◆ Problem description
Copy the material below line for line without changing anything, but omit the pictures.

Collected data
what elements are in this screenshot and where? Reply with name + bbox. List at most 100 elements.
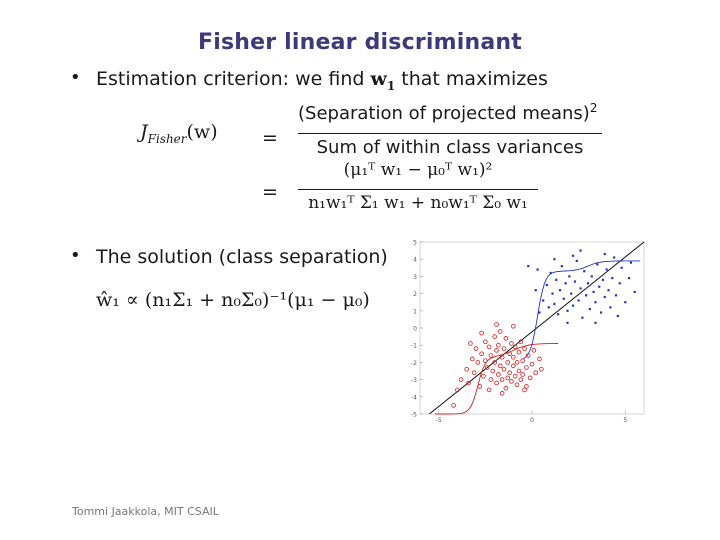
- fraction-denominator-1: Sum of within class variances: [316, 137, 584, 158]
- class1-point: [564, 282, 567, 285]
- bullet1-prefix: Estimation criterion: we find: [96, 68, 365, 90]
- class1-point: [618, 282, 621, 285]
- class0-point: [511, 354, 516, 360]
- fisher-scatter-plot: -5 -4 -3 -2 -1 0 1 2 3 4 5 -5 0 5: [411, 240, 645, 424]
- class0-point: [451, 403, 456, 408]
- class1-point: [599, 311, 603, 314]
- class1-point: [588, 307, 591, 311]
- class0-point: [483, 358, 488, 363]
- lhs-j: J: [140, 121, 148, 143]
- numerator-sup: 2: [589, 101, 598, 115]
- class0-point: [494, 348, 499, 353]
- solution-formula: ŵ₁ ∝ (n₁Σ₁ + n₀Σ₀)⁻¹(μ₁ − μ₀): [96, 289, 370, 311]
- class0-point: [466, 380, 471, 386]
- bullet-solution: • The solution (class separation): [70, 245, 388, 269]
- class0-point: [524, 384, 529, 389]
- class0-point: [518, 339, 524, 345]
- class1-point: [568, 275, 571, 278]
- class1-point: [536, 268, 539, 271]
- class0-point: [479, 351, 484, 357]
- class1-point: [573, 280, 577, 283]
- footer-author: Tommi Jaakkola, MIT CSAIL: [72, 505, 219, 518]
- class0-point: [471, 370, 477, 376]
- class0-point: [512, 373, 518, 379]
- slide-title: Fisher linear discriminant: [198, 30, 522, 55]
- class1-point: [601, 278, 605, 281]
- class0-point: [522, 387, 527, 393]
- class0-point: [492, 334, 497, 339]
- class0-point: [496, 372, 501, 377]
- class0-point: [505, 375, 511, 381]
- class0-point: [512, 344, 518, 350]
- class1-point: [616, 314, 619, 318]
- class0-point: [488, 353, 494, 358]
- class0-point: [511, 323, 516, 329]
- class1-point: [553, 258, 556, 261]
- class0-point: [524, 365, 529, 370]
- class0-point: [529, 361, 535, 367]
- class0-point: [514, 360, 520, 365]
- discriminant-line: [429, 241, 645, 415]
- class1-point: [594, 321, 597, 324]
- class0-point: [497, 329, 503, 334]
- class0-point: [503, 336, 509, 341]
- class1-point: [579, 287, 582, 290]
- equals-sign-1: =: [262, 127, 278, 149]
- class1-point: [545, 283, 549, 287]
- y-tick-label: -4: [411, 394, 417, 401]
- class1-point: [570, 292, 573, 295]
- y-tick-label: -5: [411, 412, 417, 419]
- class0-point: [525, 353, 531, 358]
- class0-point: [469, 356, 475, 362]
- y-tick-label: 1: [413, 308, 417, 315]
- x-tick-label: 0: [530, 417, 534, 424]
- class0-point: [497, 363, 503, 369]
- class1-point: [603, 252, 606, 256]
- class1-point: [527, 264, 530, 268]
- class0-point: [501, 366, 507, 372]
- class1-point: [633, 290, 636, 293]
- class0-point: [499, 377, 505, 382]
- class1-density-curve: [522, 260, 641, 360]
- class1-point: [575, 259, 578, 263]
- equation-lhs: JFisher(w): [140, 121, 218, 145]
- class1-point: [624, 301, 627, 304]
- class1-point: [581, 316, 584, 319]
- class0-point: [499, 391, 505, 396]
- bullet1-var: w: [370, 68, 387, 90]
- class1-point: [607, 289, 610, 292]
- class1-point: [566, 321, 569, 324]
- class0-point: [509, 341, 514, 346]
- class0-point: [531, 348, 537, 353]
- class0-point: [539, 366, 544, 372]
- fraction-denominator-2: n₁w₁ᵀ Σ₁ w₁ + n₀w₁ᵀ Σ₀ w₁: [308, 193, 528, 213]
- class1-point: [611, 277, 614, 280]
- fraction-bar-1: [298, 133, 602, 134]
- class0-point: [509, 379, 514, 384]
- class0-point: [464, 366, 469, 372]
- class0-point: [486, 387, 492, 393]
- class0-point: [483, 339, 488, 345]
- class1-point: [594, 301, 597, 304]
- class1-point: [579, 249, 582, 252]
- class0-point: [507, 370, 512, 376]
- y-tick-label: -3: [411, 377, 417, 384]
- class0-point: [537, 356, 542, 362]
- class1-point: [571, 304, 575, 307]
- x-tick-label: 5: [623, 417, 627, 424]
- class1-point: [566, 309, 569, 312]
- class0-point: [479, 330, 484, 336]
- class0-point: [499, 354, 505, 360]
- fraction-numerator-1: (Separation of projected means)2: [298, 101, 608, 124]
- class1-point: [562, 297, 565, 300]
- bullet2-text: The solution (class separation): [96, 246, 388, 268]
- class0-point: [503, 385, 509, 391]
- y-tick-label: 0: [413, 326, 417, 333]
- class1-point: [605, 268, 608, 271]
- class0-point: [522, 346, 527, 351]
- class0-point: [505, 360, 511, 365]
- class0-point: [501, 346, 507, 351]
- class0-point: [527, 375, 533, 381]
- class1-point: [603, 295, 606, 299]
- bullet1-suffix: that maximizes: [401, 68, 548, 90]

◆ Solution to this problem
what elements are in this screenshot and where? Reply with name + bbox. List at most 100 elements.
- fraction-denominator-1: Sum of within class variances: [316, 137, 584, 158]
- class1-point: [564, 282, 567, 285]
- bullet1-prefix: Estimation criterion: we find: [96, 68, 365, 90]
- class1-point: [618, 282, 621, 285]
- class0-point: [511, 354, 516, 360]
- fisher-scatter-plot: -5 -4 -3 -2 -1 0 1 2 3 4 5 -5 0 5: [411, 240, 645, 424]
- class0-point: [451, 403, 456, 408]
- class1-point: [599, 311, 603, 314]
- class1-point: [588, 307, 591, 311]
- class0-point: [483, 358, 488, 363]
- lhs-j: J: [140, 121, 148, 143]
- numerator-sup: 2: [589, 101, 598, 115]
- class0-point: [494, 348, 499, 353]
- solution-formula: ŵ₁ ∝ (n₁Σ₁ + n₀Σ₀)⁻¹(μ₁ − μ₀): [96, 289, 370, 311]
- class0-point: [466, 380, 471, 386]
- bullet-solution: • The solution (class separation): [70, 245, 388, 269]
- class0-point: [524, 384, 529, 389]
- class0-point: [518, 339, 524, 345]
- class1-point: [568, 275, 571, 278]
- class1-point: [536, 268, 539, 271]
- class0-point: [479, 351, 484, 357]
- class1-point: [573, 280, 577, 283]
- footer-author: Tommi Jaakkola, MIT CSAIL: [72, 505, 219, 518]
- class0-point: [471, 370, 477, 376]
- class0-point: [512, 373, 518, 379]
- slide-title: Fisher linear discriminant: [198, 30, 522, 55]
- class1-point: [601, 278, 605, 281]
- class0-point: [522, 387, 527, 393]
- class0-point: [492, 334, 497, 339]
- class0-point: [496, 372, 501, 377]
- class0-point: [505, 375, 511, 381]
- class0-point: [512, 344, 518, 350]
- class1-point: [616, 314, 619, 318]
- class0-point: [488, 353, 494, 358]
- class0-point: [511, 323, 516, 329]
- class1-point: [553, 258, 556, 261]
- class0-point: [524, 365, 529, 370]
- class0-point: [529, 361, 535, 367]
- class0-point: [514, 360, 520, 365]
- discriminant-line: [429, 241, 645, 415]
- class1-point: [594, 321, 597, 324]
- class0-point: [497, 329, 503, 334]
- class0-point: [503, 336, 509, 341]
- class1-point: [579, 287, 582, 290]
- equals-sign-1: =: [262, 127, 278, 149]
- class1-point: [545, 283, 549, 287]
- y-tick-label: -4: [411, 394, 417, 401]
- class1-point: [570, 292, 573, 295]
- y-tick-label: -5: [411, 412, 417, 419]
- class0-point: [525, 353, 531, 358]
- class0-point: [469, 356, 475, 362]
- y-tick-label: 1: [413, 308, 417, 315]
- x-tick-label: 0: [530, 417, 534, 424]
- class0-point: [497, 363, 503, 369]
- class1-point: [603, 252, 606, 256]
- class1-point: [527, 264, 530, 268]
- class0-point: [501, 366, 507, 372]
- class1-point: [633, 290, 636, 293]
- class0-point: [499, 377, 505, 382]
- class1-density-curve: [522, 260, 641, 360]
- class1-point: [575, 259, 578, 263]
- equation-lhs: JFisher(w): [140, 121, 218, 145]
- class1-point: [624, 301, 627, 304]
- class1-point: [581, 316, 584, 319]
- class0-point: [499, 391, 505, 396]
- bullet1-var: w: [370, 68, 387, 90]
- class1-point: [607, 289, 610, 292]
- class1-point: [566, 321, 569, 324]
- class0-point: [509, 341, 514, 346]
- class0-point: [531, 348, 537, 353]
- class0-point: [539, 366, 544, 372]
- fraction-denominator-2: n₁w₁ᵀ Σ₁ w₁ + n₀w₁ᵀ Σ₀ w₁: [308, 193, 528, 213]
- class1-point: [611, 277, 614, 280]
- fraction-bar-1: [298, 133, 602, 134]
- class0-point: [509, 379, 514, 384]
- class0-point: [464, 366, 469, 372]
- class0-point: [486, 387, 492, 393]
- class0-point: [483, 339, 488, 345]
- class1-point: [594, 301, 597, 304]
- class1-point: [579, 249, 582, 252]
- class0-point: [507, 370, 512, 376]
- y-tick-label: -3: [411, 377, 417, 384]
- class0-point: [537, 356, 542, 362]
- class1-point: [571, 304, 575, 307]
- x-tick-label: 5: [623, 417, 627, 424]
- class1-point: [566, 309, 569, 312]
- class0-point: [479, 330, 484, 336]
- class0-point: [499, 354, 505, 360]
- fraction-numerator-1: (Separation of projected means)2: [298, 101, 608, 124]
- class1-point: [562, 297, 565, 300]
- bullet2-text: The solution (class separation): [96, 246, 388, 268]
- class0-point: [503, 385, 509, 391]
- y-tick-label: 0: [413, 326, 417, 333]
- class1-point: [605, 268, 608, 271]
- class0-point: [522, 346, 527, 351]
- class0-point: [505, 360, 511, 365]
- class0-point: [501, 346, 507, 351]
- class0-point: [527, 375, 533, 381]
- class1-point: [603, 295, 606, 299]
- bullet1-suffix: that maximizes: [401, 68, 548, 90]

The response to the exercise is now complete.